### Task requirements:
Every line of the material is to be quoted verbatim, minus the pictures.

### Input rows:
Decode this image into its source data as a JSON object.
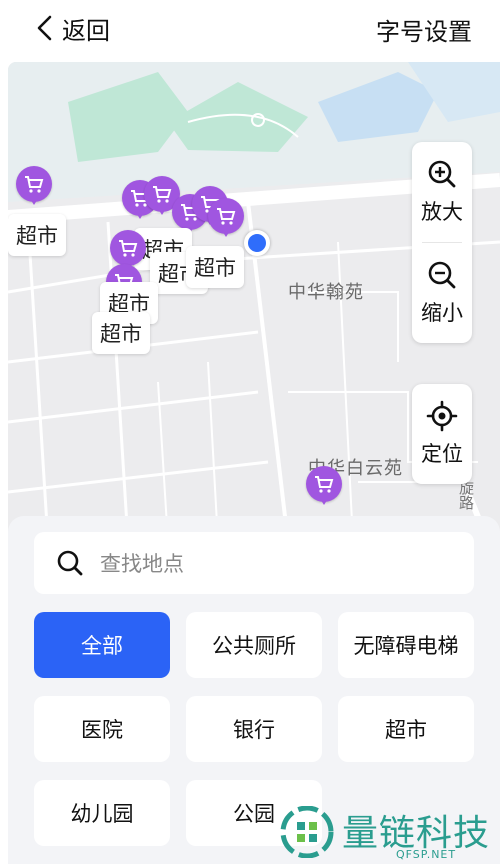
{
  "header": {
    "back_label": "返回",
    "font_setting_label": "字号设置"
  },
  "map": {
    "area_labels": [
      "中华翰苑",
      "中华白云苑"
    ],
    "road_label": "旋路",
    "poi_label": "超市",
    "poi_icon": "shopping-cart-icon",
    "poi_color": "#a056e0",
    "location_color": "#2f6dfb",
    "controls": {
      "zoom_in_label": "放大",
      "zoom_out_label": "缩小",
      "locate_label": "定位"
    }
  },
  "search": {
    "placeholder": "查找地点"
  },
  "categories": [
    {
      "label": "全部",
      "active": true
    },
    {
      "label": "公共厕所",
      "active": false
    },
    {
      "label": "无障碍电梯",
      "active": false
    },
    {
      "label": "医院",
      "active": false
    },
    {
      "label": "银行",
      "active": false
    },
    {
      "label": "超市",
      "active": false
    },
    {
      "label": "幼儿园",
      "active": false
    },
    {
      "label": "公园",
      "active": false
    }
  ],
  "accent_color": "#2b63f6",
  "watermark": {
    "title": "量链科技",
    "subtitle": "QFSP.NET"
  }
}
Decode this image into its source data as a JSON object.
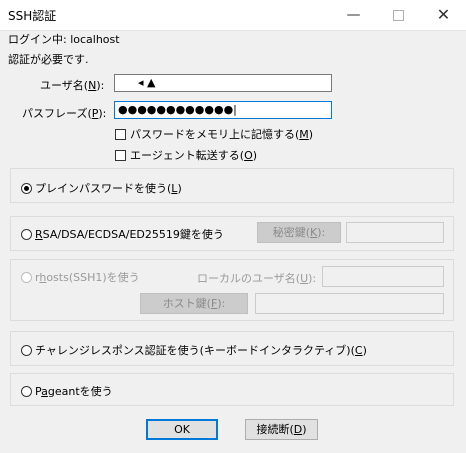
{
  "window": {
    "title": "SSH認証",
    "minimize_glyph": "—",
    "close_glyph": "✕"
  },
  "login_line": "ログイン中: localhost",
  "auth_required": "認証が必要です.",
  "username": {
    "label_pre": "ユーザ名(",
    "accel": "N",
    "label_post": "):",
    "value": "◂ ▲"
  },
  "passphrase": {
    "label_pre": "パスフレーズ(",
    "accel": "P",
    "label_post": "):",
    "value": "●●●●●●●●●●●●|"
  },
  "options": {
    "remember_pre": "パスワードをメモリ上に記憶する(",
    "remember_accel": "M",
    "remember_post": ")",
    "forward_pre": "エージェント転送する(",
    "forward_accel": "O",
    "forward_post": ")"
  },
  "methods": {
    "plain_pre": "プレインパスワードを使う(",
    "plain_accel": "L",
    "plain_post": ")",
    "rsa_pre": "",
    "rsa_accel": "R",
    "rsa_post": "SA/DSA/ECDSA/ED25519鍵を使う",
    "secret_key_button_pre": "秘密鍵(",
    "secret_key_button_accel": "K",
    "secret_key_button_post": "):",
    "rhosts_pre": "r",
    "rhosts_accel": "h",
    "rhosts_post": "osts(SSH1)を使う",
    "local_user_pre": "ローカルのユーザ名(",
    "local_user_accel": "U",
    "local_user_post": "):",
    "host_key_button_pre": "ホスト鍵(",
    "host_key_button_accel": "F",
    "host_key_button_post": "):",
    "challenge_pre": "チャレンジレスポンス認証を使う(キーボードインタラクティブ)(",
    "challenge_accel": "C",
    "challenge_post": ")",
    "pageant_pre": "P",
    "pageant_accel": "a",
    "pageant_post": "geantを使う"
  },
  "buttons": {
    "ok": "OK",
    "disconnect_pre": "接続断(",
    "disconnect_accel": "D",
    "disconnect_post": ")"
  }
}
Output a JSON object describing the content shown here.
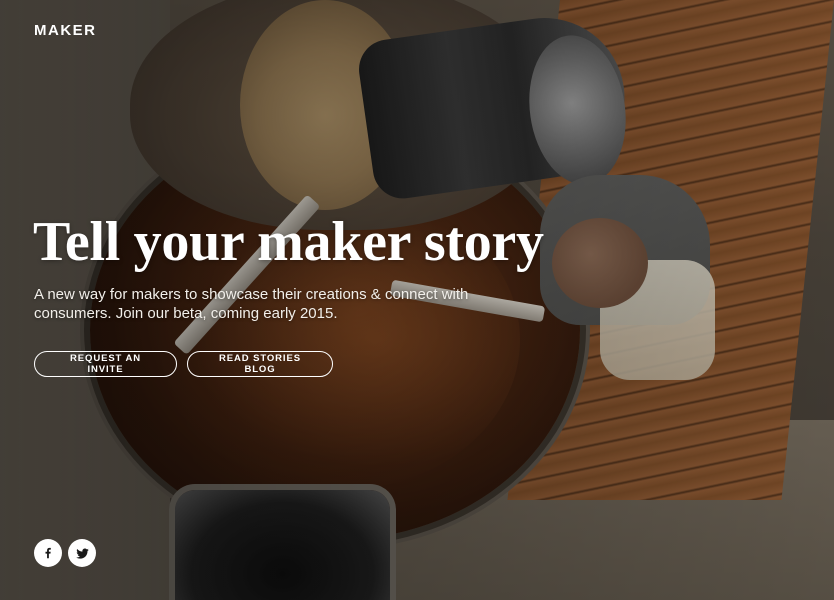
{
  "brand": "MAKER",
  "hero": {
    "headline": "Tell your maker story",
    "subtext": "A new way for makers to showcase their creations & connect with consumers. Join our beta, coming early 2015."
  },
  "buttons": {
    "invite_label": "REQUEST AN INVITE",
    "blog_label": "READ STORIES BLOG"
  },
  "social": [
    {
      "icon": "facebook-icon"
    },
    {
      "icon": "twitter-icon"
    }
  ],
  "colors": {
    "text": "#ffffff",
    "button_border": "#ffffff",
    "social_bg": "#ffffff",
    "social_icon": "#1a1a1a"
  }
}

### Final result:
Decode this image into its source data as a JSON object.
{
  "header": {
    "back_label": "返回",
    "font_setting_label": "字号设置"
  },
  "map": {
    "area_labels": [
      "中华翰苑",
      "中华白云苑"
    ],
    "road_label": "旋路",
    "poi_label": "超市",
    "poi_icon": "shopping-cart-icon",
    "poi_color": "#a056e0",
    "location_color": "#2f6dfb",
    "controls": {
      "zoom_in_label": "放大",
      "zoom_out_label": "缩小",
      "locate_label": "定位"
    }
  },
  "search": {
    "placeholder": "查找地点"
  },
  "categories": [
    {
      "label": "全部",
      "active": true
    },
    {
      "label": "公共厕所",
      "active": false
    },
    {
      "label": "无障碍电梯",
      "active": false
    },
    {
      "label": "医院",
      "active": false
    },
    {
      "label": "银行",
      "active": false
    },
    {
      "label": "超市",
      "active": false
    },
    {
      "label": "幼儿园",
      "active": false
    },
    {
      "label": "公园",
      "active": false
    }
  ],
  "accent_color": "#2b63f6",
  "watermark": {
    "title": "量链科技",
    "subtitle": "QFSP.NET"
  }
}
Decode this image into its source data as a JSON object.
{
  "window": {
    "title": "SSH認証",
    "minimize_glyph": "—",
    "close_glyph": "✕"
  },
  "login_line": "ログイン中: localhost",
  "auth_required": "認証が必要です.",
  "username": {
    "label_pre": "ユーザ名(",
    "accel": "N",
    "label_post": "):",
    "value": "◂ ▲"
  },
  "passphrase": {
    "label_pre": "パスフレーズ(",
    "accel": "P",
    "label_post": "):",
    "value": "●●●●●●●●●●●●|"
  },
  "options": {
    "remember_pre": "パスワードをメモリ上に記憶する(",
    "remember_accel": "M",
    "remember_post": ")",
    "forward_pre": "エージェント転送する(",
    "forward_accel": "O",
    "forward_post": ")"
  },
  "methods": {
    "plain_pre": "プレインパスワードを使う(",
    "plain_accel": "L",
    "plain_post": ")",
    "rsa_pre": "",
    "rsa_accel": "R",
    "rsa_post": "SA/DSA/ECDSA/ED25519鍵を使う",
    "secret_key_button_pre": "秘密鍵(",
    "secret_key_button_accel": "K",
    "secret_key_button_post": "):",
    "rhosts_pre": "r",
    "rhosts_accel": "h",
    "rhosts_post": "osts(SSH1)を使う",
    "local_user_pre": "ローカルのユーザ名(",
    "local_user_accel": "U",
    "local_user_post": "):",
    "host_key_button_pre": "ホスト鍵(",
    "host_key_button_accel": "F",
    "host_key_button_post": "):",
    "challenge_pre": "チャレンジレスポンス認証を使う(キーボードインタラクティブ)(",
    "challenge_accel": "C",
    "challenge_post": ")",
    "pageant_pre": "P",
    "pageant_accel": "a",
    "pageant_post": "geantを使う"
  },
  "buttons": {
    "ok": "OK",
    "disconnect_pre": "接続断(",
    "disconnect_accel": "D",
    "disconnect_post": ")"
  }
}
Output a JSON object describing the content shown here.
{
  "brand": "MAKER",
  "hero": {
    "headline": "Tell your maker story",
    "subtext": "A new way for makers to showcase their creations & connect with consumers. Join our beta, coming early 2015."
  },
  "buttons": {
    "invite_label": "REQUEST AN INVITE",
    "blog_label": "READ STORIES BLOG"
  },
  "social": [
    {
      "icon": "facebook-icon"
    },
    {
      "icon": "twitter-icon"
    }
  ],
  "colors": {
    "text": "#ffffff",
    "button_border": "#ffffff",
    "social_bg": "#ffffff",
    "social_icon": "#1a1a1a"
  }
}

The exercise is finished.